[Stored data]

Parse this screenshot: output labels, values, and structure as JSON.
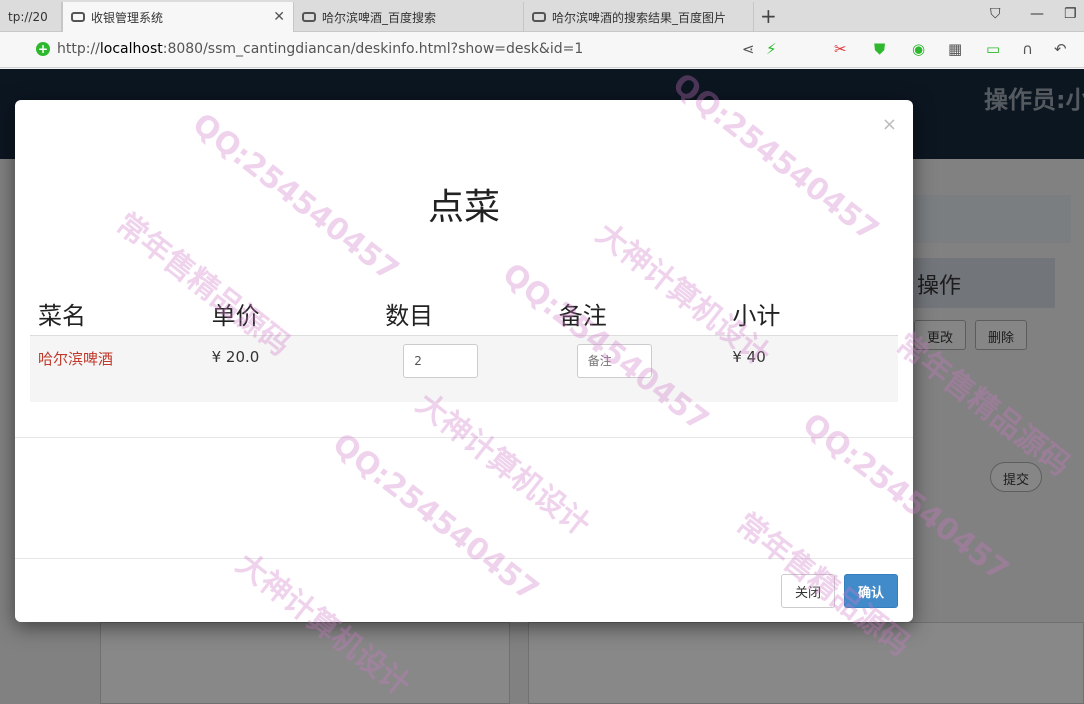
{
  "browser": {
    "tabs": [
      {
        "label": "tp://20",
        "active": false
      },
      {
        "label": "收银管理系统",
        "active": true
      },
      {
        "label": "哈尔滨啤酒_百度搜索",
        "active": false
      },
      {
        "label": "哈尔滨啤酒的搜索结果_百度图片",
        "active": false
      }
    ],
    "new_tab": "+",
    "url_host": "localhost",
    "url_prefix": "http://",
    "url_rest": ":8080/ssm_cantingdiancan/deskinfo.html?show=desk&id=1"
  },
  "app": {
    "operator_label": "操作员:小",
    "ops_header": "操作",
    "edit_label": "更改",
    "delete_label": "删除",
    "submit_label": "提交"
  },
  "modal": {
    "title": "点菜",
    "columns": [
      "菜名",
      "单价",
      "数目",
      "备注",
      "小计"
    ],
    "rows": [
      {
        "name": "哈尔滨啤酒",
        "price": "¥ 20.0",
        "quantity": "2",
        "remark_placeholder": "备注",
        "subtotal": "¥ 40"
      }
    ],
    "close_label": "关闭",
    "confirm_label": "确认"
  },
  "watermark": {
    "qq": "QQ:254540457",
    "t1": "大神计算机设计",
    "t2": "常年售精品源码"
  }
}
==
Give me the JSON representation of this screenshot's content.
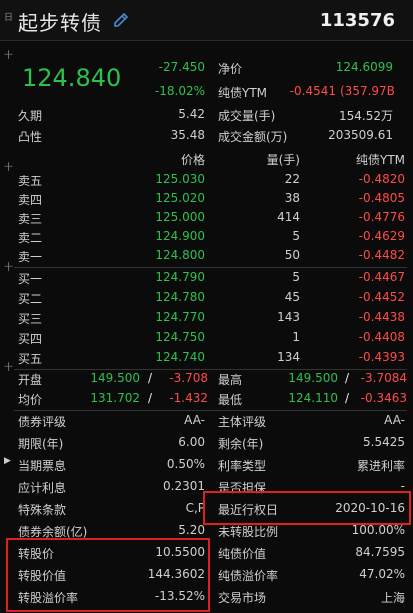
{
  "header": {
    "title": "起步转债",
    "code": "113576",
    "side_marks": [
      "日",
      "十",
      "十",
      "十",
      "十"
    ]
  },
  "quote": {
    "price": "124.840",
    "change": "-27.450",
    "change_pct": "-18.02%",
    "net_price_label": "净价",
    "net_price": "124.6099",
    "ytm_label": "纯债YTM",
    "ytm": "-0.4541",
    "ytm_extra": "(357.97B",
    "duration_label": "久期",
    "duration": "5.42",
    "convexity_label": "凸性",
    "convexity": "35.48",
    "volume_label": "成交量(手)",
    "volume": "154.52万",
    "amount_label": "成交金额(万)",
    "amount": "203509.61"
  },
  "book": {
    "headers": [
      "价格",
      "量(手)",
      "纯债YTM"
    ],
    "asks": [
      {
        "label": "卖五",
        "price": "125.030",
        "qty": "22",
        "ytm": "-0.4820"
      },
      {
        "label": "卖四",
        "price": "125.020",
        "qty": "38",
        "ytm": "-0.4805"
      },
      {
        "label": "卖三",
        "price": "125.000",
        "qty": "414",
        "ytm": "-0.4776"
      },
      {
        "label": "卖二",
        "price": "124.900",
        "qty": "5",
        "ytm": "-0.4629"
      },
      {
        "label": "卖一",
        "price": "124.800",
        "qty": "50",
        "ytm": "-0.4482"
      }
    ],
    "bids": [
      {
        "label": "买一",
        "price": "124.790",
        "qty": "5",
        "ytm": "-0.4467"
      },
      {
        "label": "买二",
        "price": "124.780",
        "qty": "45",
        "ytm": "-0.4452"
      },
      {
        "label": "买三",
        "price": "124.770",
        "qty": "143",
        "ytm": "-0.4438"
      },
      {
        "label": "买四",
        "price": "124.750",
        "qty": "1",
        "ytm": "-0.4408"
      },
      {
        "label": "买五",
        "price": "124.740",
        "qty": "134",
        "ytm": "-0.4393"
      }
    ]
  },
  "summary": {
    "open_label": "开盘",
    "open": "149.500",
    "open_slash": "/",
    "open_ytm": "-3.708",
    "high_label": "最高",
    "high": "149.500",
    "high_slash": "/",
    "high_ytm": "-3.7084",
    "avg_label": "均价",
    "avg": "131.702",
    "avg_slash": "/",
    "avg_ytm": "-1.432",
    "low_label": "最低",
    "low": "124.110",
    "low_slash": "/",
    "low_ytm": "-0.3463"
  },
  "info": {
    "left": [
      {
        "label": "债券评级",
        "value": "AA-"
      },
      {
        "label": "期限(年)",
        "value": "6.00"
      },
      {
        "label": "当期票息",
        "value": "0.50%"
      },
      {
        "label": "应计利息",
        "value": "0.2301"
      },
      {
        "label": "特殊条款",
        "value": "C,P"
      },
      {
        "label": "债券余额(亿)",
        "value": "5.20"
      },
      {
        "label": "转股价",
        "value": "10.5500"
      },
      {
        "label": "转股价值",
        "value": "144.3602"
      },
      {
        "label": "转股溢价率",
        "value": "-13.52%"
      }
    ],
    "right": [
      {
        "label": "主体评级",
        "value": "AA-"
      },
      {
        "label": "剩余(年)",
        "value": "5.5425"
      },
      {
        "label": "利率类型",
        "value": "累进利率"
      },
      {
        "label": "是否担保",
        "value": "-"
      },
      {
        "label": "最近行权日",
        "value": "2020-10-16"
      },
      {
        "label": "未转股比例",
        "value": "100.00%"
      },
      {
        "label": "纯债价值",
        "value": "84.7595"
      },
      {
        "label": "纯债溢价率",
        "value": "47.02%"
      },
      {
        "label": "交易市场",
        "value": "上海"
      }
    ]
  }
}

#### [AIM]
Take every line from the data that contains the word "JSON".

#### [EXERCISE SOLUTION]
Parse this screenshot: output labels, values, and structure as JSON.
Give me the JSON representation of this screenshot's content.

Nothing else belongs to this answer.